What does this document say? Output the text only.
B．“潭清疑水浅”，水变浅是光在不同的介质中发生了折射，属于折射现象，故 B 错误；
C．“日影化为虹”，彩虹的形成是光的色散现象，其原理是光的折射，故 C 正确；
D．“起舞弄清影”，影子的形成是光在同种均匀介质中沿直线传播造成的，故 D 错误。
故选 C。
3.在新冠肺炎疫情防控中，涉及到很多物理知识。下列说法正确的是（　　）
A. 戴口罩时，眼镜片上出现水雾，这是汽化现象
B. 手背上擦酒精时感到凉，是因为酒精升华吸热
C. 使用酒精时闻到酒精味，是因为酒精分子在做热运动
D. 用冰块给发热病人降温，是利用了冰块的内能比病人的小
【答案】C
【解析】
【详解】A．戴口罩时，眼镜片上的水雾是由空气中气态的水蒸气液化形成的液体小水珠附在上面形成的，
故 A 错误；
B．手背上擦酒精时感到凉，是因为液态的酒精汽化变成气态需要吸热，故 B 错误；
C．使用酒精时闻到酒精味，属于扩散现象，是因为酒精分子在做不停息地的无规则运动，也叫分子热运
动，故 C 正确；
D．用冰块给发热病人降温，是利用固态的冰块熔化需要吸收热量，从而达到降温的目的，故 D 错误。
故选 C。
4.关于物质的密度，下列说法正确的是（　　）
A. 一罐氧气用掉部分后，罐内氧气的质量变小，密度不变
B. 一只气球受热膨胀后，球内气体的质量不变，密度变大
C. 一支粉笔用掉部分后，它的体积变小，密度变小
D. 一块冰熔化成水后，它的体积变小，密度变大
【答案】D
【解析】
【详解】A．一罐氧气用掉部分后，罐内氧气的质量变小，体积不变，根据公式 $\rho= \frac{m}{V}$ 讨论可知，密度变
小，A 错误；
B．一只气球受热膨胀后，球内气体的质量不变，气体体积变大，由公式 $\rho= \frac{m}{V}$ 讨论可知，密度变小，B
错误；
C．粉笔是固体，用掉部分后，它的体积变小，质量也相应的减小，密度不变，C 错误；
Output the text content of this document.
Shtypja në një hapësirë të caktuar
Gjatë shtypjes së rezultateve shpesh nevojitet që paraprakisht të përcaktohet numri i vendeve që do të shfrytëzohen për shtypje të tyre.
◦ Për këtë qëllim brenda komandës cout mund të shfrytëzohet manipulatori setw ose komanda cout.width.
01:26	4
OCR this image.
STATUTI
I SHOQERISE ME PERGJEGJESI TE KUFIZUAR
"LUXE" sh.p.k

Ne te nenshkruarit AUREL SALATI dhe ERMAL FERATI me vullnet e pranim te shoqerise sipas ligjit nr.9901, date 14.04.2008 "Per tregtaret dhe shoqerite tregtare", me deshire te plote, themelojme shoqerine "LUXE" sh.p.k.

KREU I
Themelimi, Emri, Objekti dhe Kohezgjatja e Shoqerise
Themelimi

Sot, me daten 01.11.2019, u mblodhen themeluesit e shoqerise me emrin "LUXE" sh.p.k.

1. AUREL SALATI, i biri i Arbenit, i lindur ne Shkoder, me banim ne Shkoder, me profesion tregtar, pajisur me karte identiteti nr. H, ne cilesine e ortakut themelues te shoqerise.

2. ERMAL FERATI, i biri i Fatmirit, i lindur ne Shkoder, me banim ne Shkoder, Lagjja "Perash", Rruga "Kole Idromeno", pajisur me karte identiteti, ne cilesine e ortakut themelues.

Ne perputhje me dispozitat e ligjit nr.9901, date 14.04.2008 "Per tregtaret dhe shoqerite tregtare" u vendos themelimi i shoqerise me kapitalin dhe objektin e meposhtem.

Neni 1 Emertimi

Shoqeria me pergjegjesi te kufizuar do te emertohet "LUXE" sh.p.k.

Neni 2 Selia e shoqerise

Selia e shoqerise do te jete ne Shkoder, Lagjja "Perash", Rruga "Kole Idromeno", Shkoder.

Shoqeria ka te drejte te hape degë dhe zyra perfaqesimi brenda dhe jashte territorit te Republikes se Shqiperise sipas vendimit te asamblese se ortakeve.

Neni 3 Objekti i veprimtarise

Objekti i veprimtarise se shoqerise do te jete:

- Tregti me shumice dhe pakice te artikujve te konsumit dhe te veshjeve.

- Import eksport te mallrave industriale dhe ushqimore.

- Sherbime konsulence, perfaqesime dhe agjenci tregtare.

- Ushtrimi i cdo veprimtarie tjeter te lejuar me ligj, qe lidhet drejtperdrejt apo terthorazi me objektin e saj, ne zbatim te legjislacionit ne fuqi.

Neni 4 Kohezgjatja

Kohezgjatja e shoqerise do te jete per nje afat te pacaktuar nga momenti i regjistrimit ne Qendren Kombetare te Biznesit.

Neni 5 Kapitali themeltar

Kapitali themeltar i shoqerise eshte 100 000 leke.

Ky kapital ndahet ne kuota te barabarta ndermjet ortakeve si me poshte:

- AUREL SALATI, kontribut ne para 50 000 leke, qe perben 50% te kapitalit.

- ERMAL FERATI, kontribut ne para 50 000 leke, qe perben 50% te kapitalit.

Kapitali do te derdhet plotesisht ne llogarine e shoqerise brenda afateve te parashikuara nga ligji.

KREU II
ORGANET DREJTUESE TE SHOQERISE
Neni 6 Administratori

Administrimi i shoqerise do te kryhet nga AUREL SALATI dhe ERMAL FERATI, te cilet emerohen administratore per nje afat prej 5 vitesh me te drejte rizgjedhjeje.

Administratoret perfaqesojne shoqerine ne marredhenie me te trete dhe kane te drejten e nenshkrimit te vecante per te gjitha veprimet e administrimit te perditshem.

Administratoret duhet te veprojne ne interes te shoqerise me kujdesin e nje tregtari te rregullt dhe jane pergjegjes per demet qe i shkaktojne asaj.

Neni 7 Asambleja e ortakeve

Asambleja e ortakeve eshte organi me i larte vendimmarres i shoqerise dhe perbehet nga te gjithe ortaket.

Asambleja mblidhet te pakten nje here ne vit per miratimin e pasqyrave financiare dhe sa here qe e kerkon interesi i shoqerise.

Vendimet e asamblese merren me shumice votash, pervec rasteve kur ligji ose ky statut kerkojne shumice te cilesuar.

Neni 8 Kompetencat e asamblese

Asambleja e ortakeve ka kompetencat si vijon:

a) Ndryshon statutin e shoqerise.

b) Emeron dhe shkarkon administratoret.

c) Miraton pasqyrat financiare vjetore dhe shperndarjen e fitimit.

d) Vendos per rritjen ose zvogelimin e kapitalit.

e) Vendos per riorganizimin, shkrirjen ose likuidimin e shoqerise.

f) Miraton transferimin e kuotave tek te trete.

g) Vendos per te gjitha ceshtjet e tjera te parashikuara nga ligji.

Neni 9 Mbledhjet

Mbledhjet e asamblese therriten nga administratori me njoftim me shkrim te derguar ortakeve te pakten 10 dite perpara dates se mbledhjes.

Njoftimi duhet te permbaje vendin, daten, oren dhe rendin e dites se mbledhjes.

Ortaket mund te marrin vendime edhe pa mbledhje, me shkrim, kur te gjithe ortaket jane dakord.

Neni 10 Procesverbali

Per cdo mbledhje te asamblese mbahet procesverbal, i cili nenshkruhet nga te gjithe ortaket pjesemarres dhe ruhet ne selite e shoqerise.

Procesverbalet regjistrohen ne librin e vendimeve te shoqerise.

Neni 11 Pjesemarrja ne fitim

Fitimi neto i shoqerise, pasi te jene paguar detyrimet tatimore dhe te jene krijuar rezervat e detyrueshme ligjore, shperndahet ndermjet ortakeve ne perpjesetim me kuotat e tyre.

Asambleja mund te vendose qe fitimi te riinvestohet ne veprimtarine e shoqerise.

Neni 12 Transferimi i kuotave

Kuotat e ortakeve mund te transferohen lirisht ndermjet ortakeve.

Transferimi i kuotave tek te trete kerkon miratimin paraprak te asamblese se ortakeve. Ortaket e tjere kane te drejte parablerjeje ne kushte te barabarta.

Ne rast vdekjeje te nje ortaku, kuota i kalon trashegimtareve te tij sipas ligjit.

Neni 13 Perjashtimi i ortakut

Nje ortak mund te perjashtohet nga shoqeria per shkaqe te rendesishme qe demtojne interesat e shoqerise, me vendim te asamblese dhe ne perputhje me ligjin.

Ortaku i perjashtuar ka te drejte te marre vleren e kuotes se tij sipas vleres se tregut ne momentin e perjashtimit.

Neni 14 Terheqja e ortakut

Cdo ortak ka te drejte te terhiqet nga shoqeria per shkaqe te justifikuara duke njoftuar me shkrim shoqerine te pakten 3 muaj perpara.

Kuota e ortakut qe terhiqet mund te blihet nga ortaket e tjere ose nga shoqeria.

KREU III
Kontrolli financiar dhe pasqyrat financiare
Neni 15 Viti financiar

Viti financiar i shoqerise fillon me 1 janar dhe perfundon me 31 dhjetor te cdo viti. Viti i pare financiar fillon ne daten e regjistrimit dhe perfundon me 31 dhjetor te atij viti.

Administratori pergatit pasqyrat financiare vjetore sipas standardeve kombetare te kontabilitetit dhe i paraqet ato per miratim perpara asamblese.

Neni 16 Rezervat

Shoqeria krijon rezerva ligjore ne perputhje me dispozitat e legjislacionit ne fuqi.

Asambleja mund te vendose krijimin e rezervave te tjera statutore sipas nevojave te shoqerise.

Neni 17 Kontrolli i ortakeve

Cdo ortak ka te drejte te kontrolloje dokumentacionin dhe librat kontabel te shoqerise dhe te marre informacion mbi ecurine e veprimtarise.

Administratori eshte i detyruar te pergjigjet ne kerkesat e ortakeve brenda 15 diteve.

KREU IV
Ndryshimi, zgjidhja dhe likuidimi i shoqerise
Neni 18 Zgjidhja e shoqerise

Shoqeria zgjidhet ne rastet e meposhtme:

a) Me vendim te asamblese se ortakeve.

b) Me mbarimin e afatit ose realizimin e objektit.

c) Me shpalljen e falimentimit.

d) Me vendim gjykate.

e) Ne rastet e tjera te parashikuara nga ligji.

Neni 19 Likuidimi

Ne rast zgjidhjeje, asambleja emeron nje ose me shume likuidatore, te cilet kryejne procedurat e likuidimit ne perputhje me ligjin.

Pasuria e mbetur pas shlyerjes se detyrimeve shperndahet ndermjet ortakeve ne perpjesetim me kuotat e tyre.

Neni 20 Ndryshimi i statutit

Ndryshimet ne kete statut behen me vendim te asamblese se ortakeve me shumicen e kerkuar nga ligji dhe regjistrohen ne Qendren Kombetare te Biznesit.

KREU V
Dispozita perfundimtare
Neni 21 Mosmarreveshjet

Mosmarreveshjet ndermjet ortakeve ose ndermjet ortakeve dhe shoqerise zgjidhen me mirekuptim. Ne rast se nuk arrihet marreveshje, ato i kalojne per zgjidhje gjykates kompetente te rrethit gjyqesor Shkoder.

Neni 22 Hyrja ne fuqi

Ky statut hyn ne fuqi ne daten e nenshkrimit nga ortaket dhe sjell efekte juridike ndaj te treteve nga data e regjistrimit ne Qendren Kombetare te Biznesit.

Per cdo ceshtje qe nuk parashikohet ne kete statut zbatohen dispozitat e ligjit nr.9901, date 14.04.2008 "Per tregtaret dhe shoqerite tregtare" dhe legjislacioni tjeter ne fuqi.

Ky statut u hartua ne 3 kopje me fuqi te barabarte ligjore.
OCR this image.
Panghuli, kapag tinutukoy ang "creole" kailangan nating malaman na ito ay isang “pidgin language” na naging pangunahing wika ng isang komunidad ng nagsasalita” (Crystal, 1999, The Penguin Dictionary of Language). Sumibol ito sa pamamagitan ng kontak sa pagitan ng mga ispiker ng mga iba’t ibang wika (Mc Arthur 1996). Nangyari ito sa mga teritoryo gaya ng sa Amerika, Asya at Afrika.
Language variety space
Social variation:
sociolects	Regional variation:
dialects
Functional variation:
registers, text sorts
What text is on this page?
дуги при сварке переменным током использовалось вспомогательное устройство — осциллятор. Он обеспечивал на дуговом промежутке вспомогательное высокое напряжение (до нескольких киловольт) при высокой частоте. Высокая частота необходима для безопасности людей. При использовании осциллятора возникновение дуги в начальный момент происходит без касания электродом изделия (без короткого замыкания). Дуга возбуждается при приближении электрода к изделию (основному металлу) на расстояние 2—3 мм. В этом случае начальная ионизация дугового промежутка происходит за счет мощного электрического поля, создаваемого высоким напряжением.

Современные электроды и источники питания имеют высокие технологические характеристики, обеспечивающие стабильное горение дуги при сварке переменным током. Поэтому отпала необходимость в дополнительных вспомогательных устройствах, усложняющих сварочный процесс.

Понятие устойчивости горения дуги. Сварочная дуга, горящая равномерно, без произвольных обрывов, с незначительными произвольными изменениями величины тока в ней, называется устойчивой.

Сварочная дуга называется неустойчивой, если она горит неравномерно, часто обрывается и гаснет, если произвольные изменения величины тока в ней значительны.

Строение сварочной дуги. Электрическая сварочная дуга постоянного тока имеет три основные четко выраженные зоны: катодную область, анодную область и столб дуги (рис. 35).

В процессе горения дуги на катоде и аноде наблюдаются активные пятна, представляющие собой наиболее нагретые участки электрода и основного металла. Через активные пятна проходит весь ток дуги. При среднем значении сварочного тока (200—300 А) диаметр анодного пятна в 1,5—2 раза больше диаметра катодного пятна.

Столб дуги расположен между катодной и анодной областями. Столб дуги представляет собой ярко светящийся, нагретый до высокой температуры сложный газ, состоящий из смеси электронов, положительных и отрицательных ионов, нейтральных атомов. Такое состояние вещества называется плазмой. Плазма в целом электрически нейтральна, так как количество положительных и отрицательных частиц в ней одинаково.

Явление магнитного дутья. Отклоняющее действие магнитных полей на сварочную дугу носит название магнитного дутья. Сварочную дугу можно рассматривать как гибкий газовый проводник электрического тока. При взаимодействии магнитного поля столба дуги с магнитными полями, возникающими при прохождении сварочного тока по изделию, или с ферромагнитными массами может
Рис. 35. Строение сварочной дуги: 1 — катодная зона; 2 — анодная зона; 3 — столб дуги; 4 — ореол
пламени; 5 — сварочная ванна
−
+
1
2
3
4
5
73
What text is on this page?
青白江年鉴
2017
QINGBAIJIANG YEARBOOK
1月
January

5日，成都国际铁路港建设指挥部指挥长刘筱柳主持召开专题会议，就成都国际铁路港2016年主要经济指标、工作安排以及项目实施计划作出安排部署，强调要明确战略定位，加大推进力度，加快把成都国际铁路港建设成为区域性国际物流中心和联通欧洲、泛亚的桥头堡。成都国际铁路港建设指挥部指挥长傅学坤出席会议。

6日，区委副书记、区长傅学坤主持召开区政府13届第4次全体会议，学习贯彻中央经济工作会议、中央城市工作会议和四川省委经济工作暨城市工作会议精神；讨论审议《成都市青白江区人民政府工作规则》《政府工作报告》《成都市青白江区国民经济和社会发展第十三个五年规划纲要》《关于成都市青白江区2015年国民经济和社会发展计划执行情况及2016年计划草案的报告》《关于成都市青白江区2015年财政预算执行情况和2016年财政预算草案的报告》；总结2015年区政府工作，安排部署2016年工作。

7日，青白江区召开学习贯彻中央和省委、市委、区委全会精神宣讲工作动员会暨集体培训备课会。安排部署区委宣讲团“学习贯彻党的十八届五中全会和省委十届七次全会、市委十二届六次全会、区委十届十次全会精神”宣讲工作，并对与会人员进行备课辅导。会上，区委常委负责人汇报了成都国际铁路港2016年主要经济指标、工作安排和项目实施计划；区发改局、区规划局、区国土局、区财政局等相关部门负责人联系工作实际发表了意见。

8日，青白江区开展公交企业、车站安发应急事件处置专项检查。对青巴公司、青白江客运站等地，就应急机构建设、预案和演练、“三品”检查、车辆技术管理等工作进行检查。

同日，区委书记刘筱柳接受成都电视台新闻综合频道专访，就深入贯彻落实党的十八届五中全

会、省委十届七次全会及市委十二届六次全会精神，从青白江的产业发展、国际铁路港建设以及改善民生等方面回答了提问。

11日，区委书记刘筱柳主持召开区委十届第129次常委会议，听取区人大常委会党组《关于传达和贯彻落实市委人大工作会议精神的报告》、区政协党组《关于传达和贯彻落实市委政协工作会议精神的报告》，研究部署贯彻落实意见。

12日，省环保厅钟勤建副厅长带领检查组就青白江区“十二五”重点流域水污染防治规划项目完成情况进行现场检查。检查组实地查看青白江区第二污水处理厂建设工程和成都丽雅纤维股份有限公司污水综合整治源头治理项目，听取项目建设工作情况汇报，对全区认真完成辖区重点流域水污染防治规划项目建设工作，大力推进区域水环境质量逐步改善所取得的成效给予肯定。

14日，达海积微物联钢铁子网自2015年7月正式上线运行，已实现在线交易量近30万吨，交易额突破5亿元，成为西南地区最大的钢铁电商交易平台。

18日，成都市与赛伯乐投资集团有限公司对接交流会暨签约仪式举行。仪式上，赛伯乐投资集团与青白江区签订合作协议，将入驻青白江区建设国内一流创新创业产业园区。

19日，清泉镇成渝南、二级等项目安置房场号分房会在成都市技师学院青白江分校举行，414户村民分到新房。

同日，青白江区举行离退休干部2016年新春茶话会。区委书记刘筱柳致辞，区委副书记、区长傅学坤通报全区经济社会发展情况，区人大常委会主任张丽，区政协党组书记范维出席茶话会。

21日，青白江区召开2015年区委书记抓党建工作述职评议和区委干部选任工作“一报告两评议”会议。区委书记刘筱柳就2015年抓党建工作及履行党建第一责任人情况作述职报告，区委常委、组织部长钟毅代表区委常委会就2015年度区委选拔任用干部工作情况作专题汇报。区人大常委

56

■ Task statement: Gather all lines from the listing above in which "下列说法正确的是" occurs.

■ Solution for this problem:
3.在新冠肺炎疫情防控中，涉及到很多物理知识。下列说法正确的是（　　）
4.关于物质的密度，下列说法正确的是（　　）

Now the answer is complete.